[Figure collection entries]
= = =

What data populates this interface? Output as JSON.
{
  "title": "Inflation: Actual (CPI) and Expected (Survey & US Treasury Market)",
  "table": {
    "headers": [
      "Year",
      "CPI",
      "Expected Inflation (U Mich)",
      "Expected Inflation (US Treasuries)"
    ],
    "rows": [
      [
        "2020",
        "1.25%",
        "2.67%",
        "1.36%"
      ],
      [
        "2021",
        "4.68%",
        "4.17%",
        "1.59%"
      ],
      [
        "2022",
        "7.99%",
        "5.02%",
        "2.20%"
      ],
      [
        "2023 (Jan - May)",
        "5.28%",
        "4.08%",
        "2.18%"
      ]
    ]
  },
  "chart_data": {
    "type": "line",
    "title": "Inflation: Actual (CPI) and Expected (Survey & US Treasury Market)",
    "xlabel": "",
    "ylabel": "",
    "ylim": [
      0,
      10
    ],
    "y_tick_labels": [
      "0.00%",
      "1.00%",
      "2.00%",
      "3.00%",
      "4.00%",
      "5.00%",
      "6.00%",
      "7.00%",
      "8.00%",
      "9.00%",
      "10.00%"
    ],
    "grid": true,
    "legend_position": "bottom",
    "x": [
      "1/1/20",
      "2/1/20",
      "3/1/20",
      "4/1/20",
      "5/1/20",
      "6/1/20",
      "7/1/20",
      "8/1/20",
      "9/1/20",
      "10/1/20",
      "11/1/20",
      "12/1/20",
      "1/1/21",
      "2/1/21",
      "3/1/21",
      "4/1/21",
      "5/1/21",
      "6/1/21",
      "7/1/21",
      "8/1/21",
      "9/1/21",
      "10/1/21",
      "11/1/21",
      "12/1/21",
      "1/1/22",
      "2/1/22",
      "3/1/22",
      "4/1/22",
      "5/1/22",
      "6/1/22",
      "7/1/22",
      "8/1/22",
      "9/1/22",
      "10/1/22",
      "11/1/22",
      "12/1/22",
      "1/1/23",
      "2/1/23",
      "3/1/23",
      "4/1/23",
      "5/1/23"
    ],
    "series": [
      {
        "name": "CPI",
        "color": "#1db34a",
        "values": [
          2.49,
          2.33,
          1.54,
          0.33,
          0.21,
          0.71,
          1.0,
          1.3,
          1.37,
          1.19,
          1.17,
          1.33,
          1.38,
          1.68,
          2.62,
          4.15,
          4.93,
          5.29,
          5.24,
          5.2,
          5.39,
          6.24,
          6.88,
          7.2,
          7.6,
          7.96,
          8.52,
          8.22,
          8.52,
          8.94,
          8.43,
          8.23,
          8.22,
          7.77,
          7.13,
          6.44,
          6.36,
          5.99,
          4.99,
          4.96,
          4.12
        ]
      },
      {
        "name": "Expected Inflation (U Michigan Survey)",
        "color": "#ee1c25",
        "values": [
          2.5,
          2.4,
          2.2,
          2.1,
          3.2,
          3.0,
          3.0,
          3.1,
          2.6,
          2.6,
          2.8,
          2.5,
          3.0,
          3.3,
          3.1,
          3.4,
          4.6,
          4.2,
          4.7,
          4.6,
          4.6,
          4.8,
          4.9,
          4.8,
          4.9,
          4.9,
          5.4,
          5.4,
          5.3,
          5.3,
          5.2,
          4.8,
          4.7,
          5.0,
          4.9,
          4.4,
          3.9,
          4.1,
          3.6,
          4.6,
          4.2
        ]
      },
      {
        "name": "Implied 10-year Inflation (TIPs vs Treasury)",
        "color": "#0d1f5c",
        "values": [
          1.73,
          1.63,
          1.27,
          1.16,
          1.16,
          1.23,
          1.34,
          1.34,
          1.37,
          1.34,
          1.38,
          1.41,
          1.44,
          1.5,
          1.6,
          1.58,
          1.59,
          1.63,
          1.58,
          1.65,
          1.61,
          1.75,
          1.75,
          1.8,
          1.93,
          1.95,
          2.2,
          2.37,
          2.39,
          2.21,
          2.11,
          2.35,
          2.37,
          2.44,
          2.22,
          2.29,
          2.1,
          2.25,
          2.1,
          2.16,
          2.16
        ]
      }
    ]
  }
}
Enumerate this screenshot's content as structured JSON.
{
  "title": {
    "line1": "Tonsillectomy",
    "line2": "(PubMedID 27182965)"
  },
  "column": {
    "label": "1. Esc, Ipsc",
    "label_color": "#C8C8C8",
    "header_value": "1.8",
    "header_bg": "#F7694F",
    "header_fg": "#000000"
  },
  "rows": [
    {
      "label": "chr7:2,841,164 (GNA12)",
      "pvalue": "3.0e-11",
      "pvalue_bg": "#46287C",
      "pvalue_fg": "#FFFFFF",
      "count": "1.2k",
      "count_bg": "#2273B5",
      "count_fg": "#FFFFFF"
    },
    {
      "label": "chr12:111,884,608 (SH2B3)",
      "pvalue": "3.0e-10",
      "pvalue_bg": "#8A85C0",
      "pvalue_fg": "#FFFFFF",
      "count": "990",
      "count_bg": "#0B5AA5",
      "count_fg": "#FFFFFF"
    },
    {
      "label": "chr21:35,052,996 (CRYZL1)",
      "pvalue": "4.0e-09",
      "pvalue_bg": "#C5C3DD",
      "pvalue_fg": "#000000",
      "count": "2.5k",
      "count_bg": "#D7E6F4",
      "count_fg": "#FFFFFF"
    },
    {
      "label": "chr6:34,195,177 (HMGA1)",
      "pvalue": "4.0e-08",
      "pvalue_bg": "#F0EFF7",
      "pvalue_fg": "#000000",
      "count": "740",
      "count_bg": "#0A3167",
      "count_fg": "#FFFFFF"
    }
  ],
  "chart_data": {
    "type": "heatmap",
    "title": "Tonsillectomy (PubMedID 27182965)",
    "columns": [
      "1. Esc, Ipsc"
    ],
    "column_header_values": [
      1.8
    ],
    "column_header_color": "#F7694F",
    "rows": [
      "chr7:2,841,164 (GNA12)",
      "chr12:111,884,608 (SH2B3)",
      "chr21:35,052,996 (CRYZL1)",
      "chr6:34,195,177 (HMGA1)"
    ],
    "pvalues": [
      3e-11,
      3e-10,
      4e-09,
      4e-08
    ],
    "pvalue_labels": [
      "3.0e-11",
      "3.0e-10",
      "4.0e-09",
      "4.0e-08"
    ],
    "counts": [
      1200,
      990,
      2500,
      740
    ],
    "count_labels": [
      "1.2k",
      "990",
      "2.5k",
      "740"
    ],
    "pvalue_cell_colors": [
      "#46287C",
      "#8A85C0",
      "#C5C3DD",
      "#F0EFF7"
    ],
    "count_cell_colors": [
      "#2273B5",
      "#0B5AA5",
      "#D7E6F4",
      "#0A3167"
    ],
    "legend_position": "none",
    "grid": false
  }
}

= = =

* **Task requirements**
Reproduce every record, matching each line exactly.

* **Solution for this task**
What data populates this interface? Output as JSON.
{
  "title": "Inflation: Actual (CPI) and Expected (Survey & US Treasury Market)",
  "table": {
    "headers": [
      "Year",
      "CPI",
      "Expected Inflation (U Mich)",
      "Expected Inflation (US Treasuries)"
    ],
    "rows": [
      [
        "2020",
        "1.25%",
        "2.67%",
        "1.36%"
      ],
      [
        "2021",
        "4.68%",
        "4.17%",
        "1.59%"
      ],
      [
        "2022",
        "7.99%",
        "5.02%",
        "2.20%"
      ],
      [
        "2023 (Jan - May)",
        "5.28%",
        "4.08%",
        "2.18%"
      ]
    ]
  },
  "chart_data": {
    "type": "line",
    "title": "Inflation: Actual (CPI) and Expected (Survey & US Treasury Market)",
    "xlabel": "",
    "ylabel": "",
    "ylim": [
      0,
      10
    ],
    "y_tick_labels": [
      "0.00%",
      "1.00%",
      "2.00%",
      "3.00%",
      "4.00%",
      "5.00%",
      "6.00%",
      "7.00%",
      "8.00%",
      "9.00%",
      "10.00%"
    ],
    "grid": true,
    "legend_position": "bottom",
    "x": [
      "1/1/20",
      "2/1/20",
      "3/1/20",
      "4/1/20",
      "5/1/20",
      "6/1/20",
      "7/1/20",
      "8/1/20",
      "9/1/20",
      "10/1/20",
      "11/1/20",
      "12/1/20",
      "1/1/21",
      "2/1/21",
      "3/1/21",
      "4/1/21",
      "5/1/21",
      "6/1/21",
      "7/1/21",
      "8/1/21",
      "9/1/21",
      "10/1/21",
      "11/1/21",
      "12/1/21",
      "1/1/22",
      "2/1/22",
      "3/1/22",
      "4/1/22",
      "5/1/22",
      "6/1/22",
      "7/1/22",
      "8/1/22",
      "9/1/22",
      "10/1/22",
      "11/1/22",
      "12/1/22",
      "1/1/23",
      "2/1/23",
      "3/1/23",
      "4/1/23",
      "5/1/23"
    ],
    "series": [
      {
        "name": "CPI",
        "color": "#1db34a",
        "values": [
          2.49,
          2.33,
          1.54,
          0.33,
          0.21,
          0.71,
          1.0,
          1.3,
          1.37,
          1.19,
          1.17,
          1.33,
          1.38,
          1.68,
          2.62,
          4.15,
          4.93,
          5.29,
          5.24,
          5.2,
          5.39,
          6.24,
          6.88,
          7.2,
          7.6,
          7.96,
          8.52,
          8.22,
          8.52,
          8.94,
          8.43,
          8.23,
          8.22,
          7.77,
          7.13,
          6.44,
          6.36,
          5.99,
          4.99,
          4.96,
          4.12
        ]
      },
      {
        "name": "Expected Inflation (U Michigan Survey)",
        "color": "#ee1c25",
        "values": [
          2.5,
          2.4,
          2.2,
          2.1,
          3.2,
          3.0,
          3.0,
          3.1,
          2.6,
          2.6,
          2.8,
          2.5,
          3.0,
          3.3,
          3.1,
          3.4,
          4.6,
          4.2,
          4.7,
          4.6,
          4.6,
          4.8,
          4.9,
          4.8,
          4.9,
          4.9,
          5.4,
          5.4,
          5.3,
          5.3,
          5.2,
          4.8,
          4.7,
          5.0,
          4.9,
          4.4,
          3.9,
          4.1,
          3.6,
          4.6,
          4.2
        ]
      },
      {
        "name": "Implied 10-year Inflation (TIPs vs Treasury)",
        "color": "#0d1f5c",
        "values": [
          1.73,
          1.63,
          1.27,
          1.16,
          1.16,
          1.23,
          1.34,
          1.34,
          1.37,
          1.34,
          1.38,
          1.41,
          1.44,
          1.5,
          1.6,
          1.58,
          1.59,
          1.63,
          1.58,
          1.65,
          1.61,
          1.75,
          1.75,
          1.8,
          1.93,
          1.95,
          2.2,
          2.37,
          2.39,
          2.21,
          2.11,
          2.35,
          2.37,
          2.44,
          2.22,
          2.29,
          2.1,
          2.25,
          2.1,
          2.16,
          2.16
        ]
      }
    ]
  }
}
Enumerate this screenshot's content as structured JSON.
{
  "title": {
    "line1": "Tonsillectomy",
    "line2": "(PubMedID 27182965)"
  },
  "column": {
    "label": "1. Esc, Ipsc",
    "label_color": "#C8C8C8",
    "header_value": "1.8",
    "header_bg": "#F7694F",
    "header_fg": "#000000"
  },
  "rows": [
    {
      "label": "chr7:2,841,164 (GNA12)",
      "pvalue": "3.0e-11",
      "pvalue_bg": "#46287C",
      "pvalue_fg": "#FFFFFF",
      "count": "1.2k",
      "count_bg": "#2273B5",
      "count_fg": "#FFFFFF"
    },
    {
      "label": "chr12:111,884,608 (SH2B3)",
      "pvalue": "3.0e-10",
      "pvalue_bg": "#8A85C0",
      "pvalue_fg": "#FFFFFF",
      "count": "990",
      "count_bg": "#0B5AA5",
      "count_fg": "#FFFFFF"
    },
    {
      "label": "chr21:35,052,996 (CRYZL1)",
      "pvalue": "4.0e-09",
      "pvalue_bg": "#C5C3DD",
      "pvalue_fg": "#000000",
      "count": "2.5k",
      "count_bg": "#D7E6F4",
      "count_fg": "#FFFFFF"
    },
    {
      "label": "chr6:34,195,177 (HMGA1)",
      "pvalue": "4.0e-08",
      "pvalue_bg": "#F0EFF7",
      "pvalue_fg": "#000000",
      "count": "740",
      "count_bg": "#0A3167",
      "count_fg": "#FFFFFF"
    }
  ],
  "chart_data": {
    "type": "heatmap",
    "title": "Tonsillectomy (PubMedID 27182965)",
    "columns": [
      "1. Esc, Ipsc"
    ],
    "column_header_values": [
      1.8
    ],
    "column_header_color": "#F7694F",
    "rows": [
      "chr7:2,841,164 (GNA12)",
      "chr12:111,884,608 (SH2B3)",
      "chr21:35,052,996 (CRYZL1)",
      "chr6:34,195,177 (HMGA1)"
    ],
    "pvalues": [
      3e-11,
      3e-10,
      4e-09,
      4e-08
    ],
    "pvalue_labels": [
      "3.0e-11",
      "3.0e-10",
      "4.0e-09",
      "4.0e-08"
    ],
    "counts": [
      1200,
      990,
      2500,
      740
    ],
    "count_labels": [
      "1.2k",
      "990",
      "2.5k",
      "740"
    ],
    "pvalue_cell_colors": [
      "#46287C",
      "#8A85C0",
      "#C5C3DD",
      "#F0EFF7"
    ],
    "count_cell_colors": [
      "#2273B5",
      "#0B5AA5",
      "#D7E6F4",
      "#0A3167"
    ],
    "legend_position": "none",
    "grid": false
  }
}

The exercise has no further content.